## GIVEN EXERCISE
Your task is to write out the complete listing exactly as it is shown.

------ EXCERPTED RECORDS

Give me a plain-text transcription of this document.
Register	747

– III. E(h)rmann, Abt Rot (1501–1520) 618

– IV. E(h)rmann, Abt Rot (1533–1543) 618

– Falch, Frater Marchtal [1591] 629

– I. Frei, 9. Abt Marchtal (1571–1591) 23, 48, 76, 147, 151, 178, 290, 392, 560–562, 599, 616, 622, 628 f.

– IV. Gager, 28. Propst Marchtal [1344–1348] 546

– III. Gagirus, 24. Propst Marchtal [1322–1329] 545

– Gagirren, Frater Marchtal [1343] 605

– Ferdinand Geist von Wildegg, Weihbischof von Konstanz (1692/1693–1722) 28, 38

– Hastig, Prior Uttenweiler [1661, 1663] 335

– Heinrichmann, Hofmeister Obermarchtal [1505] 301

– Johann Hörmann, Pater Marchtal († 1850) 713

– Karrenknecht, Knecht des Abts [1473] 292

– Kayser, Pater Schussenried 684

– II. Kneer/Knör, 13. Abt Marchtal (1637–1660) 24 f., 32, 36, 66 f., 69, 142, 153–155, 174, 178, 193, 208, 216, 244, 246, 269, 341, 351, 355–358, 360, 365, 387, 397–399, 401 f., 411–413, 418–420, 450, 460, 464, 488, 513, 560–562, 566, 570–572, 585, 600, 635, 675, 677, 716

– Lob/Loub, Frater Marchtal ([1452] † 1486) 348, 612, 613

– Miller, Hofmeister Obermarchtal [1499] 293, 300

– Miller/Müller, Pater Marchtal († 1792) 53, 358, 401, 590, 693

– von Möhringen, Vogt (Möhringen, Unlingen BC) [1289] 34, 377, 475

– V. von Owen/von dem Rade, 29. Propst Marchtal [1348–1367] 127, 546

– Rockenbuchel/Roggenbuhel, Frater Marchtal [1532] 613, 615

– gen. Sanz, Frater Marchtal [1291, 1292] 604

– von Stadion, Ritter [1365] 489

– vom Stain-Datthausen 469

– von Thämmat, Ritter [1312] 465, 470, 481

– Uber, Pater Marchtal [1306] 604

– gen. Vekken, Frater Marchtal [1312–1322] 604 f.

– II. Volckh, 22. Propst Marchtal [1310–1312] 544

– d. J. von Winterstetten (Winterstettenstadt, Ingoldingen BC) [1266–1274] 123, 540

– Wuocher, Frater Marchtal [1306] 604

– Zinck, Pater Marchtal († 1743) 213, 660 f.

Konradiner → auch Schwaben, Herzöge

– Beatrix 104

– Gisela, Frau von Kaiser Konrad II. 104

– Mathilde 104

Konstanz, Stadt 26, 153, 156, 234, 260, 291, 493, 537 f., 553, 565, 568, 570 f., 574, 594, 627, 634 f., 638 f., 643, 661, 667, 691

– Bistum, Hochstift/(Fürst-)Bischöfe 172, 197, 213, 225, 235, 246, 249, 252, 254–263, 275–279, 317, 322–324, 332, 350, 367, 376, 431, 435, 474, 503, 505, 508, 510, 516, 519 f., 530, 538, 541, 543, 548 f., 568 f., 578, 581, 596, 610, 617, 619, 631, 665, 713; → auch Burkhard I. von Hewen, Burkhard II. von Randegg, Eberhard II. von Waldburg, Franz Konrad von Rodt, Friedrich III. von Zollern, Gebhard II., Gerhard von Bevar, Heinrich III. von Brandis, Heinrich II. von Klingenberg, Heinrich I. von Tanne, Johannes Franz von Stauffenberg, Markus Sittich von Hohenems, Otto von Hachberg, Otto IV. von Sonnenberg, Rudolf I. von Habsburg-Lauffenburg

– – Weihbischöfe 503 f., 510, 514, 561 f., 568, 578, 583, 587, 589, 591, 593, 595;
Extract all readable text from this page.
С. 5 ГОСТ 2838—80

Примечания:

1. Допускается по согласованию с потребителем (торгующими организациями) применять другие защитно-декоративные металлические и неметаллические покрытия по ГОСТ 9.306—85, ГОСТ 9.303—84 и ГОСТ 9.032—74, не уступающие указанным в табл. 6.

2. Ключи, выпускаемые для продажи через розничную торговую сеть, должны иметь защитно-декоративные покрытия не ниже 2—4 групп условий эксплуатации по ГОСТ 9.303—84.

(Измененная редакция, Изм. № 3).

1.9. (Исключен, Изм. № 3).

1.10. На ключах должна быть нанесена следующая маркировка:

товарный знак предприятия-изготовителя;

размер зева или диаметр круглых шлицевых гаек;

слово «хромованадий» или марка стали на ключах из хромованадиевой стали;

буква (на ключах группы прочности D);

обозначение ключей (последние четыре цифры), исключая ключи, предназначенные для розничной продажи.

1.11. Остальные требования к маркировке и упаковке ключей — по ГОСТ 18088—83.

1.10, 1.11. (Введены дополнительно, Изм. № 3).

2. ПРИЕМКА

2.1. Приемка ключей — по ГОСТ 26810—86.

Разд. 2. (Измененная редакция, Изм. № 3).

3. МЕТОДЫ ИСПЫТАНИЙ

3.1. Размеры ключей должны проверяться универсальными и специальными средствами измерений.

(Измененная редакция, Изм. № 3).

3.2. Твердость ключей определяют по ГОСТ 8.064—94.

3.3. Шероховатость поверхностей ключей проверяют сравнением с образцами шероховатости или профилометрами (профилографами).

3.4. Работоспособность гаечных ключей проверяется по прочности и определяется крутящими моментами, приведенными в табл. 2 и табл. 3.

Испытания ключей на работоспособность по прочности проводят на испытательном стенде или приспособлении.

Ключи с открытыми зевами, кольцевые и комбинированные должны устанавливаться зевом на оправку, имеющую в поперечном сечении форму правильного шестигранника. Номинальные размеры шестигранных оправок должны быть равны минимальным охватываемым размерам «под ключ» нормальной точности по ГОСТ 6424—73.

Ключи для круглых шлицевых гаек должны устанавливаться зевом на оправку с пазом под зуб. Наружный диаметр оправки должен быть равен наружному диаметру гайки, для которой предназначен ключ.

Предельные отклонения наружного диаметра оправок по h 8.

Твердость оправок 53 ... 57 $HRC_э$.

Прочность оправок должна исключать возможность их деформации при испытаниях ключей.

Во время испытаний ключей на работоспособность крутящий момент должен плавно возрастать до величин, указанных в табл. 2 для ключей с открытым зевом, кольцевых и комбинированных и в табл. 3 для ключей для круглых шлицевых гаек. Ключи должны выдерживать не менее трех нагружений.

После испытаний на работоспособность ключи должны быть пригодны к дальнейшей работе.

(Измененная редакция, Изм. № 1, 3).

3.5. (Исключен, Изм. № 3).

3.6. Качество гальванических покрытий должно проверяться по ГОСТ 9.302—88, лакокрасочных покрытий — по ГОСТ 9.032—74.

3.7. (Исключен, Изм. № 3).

------------

## SOLUTION TO THIS EXERCISE
Give me a plain-text transcription of this document.
Register	747

– III. E(h)rmann, Abt Rot (1501–1520) 618

– IV. E(h)rmann, Abt Rot (1533–1543) 618

– Falch, Frater Marchtal [1591] 629

– I. Frei, 9. Abt Marchtal (1571–1591) 23, 48, 76, 147, 151, 178, 290, 392, 560–562, 599, 616, 622, 628 f.

– IV. Gager, 28. Propst Marchtal [1344–1348] 546

– III. Gagirus, 24. Propst Marchtal [1322–1329] 545

– Gagirren, Frater Marchtal [1343] 605

– Ferdinand Geist von Wildegg, Weihbischof von Konstanz (1692/1693–1722) 28, 38

– Hastig, Prior Uttenweiler [1661, 1663] 335

– Heinrichmann, Hofmeister Obermarchtal [1505] 301

– Johann Hörmann, Pater Marchtal († 1850) 713

– Karrenknecht, Knecht des Abts [1473] 292

– Kayser, Pater Schussenried 684

– II. Kneer/Knör, 13. Abt Marchtal (1637–1660) 24 f., 32, 36, 66 f., 69, 142, 153–155, 174, 178, 193, 208, 216, 244, 246, 269, 341, 351, 355–358, 360, 365, 387, 397–399, 401 f., 411–413, 418–420, 450, 460, 464, 488, 513, 560–562, 566, 570–572, 585, 600, 635, 675, 677, 716

– Lob/Loub, Frater Marchtal ([1452] † 1486) 348, 612, 613

– Miller, Hofmeister Obermarchtal [1499] 293, 300

– Miller/Müller, Pater Marchtal († 1792) 53, 358, 401, 590, 693

– von Möhringen, Vogt (Möhringen, Unlingen BC) [1289] 34, 377, 475

– V. von Owen/von dem Rade, 29. Propst Marchtal [1348–1367] 127, 546

– Rockenbuchel/Roggenbuhel, Frater Marchtal [1532] 613, 615

– gen. Sanz, Frater Marchtal [1291, 1292] 604

– von Stadion, Ritter [1365] 489

– vom Stain-Datthausen 469

– von Thämmat, Ritter [1312] 465, 470, 481

– Uber, Pater Marchtal [1306] 604

– gen. Vekken, Frater Marchtal [1312–1322] 604 f.

– II. Volckh, 22. Propst Marchtal [1310–1312] 544

– d. J. von Winterstetten (Winterstettenstadt, Ingoldingen BC) [1266–1274] 123, 540

– Wuocher, Frater Marchtal [1306] 604

– Zinck, Pater Marchtal († 1743) 213, 660 f.

Konradiner → auch Schwaben, Herzöge

– Beatrix 104

– Gisela, Frau von Kaiser Konrad II. 104

– Mathilde 104

Konstanz, Stadt 26, 153, 156, 234, 260, 291, 493, 537 f., 553, 565, 568, 570 f., 574, 594, 627, 634 f., 638 f., 643, 661, 667, 691

– Bistum, Hochstift/(Fürst-)Bischöfe 172, 197, 213, 225, 235, 246, 249, 252, 254–263, 275–279, 317, 322–324, 332, 350, 367, 376, 431, 435, 474, 503, 505, 508, 510, 516, 519 f., 530, 538, 541, 543, 548 f., 568 f., 578, 581, 596, 610, 617, 619, 631, 665, 713; → auch Burkhard I. von Hewen, Burkhard II. von Randegg, Eberhard II. von Waldburg, Franz Konrad von Rodt, Friedrich III. von Zollern, Gebhard II., Gerhard von Bevar, Heinrich III. von Brandis, Heinrich II. von Klingenberg, Heinrich I. von Tanne, Johannes Franz von Stauffenberg, Markus Sittich von Hohenems, Otto von Hachberg, Otto IV. von Sonnenberg, Rudolf I. von Habsburg-Lauffenburg

– – Weihbischöfe 503 f., 510, 514, 561 f., 568, 578, 583, 587, 589, 591, 593, 595;
Extract all readable text from this page.
С. 5 ГОСТ 2838—80

Примечания:

1. Допускается по согласованию с потребителем (торгующими организациями) применять другие защитно-декоративные металлические и неметаллические покрытия по ГОСТ 9.306—85, ГОСТ 9.303—84 и ГОСТ 9.032—74, не уступающие указанным в табл. 6.

2. Ключи, выпускаемые для продажи через розничную торговую сеть, должны иметь защитно-декоративные покрытия не ниже 2—4 групп условий эксплуатации по ГОСТ 9.303—84.

(Измененная редакция, Изм. № 3).

1.9. (Исключен, Изм. № 3).

1.10. На ключах должна быть нанесена следующая маркировка:

товарный знак предприятия-изготовителя;

размер зева или диаметр круглых шлицевых гаек;

слово «хромованадий» или марка стали на ключах из хромованадиевой стали;

буква (на ключах группы прочности D);

обозначение ключей (последние четыре цифры), исключая ключи, предназначенные для розничной продажи.

1.11. Остальные требования к маркировке и упаковке ключей — по ГОСТ 18088—83.

1.10, 1.11. (Введены дополнительно, Изм. № 3).

2. ПРИЕМКА

2.1. Приемка ключей — по ГОСТ 26810—86.

Разд. 2. (Измененная редакция, Изм. № 3).

3. МЕТОДЫ ИСПЫТАНИЙ

3.1. Размеры ключей должны проверяться универсальными и специальными средствами измерений.

(Измененная редакция, Изм. № 3).

3.2. Твердость ключей определяют по ГОСТ 8.064—94.

3.3. Шероховатость поверхностей ключей проверяют сравнением с образцами шероховатости или профилометрами (профилографами).

3.4. Работоспособность гаечных ключей проверяется по прочности и определяется крутящими моментами, приведенными в табл. 2 и табл. 3.

Испытания ключей на работоспособность по прочности проводят на испытательном стенде или приспособлении.

Ключи с открытыми зевами, кольцевые и комбинированные должны устанавливаться зевом на оправку, имеющую в поперечном сечении форму правильного шестигранника. Номинальные размеры шестигранных оправок должны быть равны минимальным охватываемым размерам «под ключ» нормальной точности по ГОСТ 6424—73.

Ключи для круглых шлицевых гаек должны устанавливаться зевом на оправку с пазом под зуб. Наружный диаметр оправки должен быть равен наружному диаметру гайки, для которой предназначен ключ.

Предельные отклонения наружного диаметра оправок по h 8.

Твердость оправок 53 ... 57 $HRC_э$.

Прочность оправок должна исключать возможность их деформации при испытаниях ключей.

Во время испытаний ключей на работоспособность крутящий момент должен плавно возрастать до величин, указанных в табл. 2 для ключей с открытым зевом, кольцевых и комбинированных и в табл. 3 для ключей для круглых шлицевых гаек. Ключи должны выдерживать не менее трех нагружений.

После испытаний на работоспособность ключи должны быть пригодны к дальнейшей работе.

(Измененная редакция, Изм. № 1, 3).

3.5. (Исключен, Изм. № 3).

3.6. Качество гальванических покрытий должно проверяться по ГОСТ 9.302—88, лакокрасочных покрытий — по ГОСТ 9.032—74.

3.7. (Исключен, Изм. № 3).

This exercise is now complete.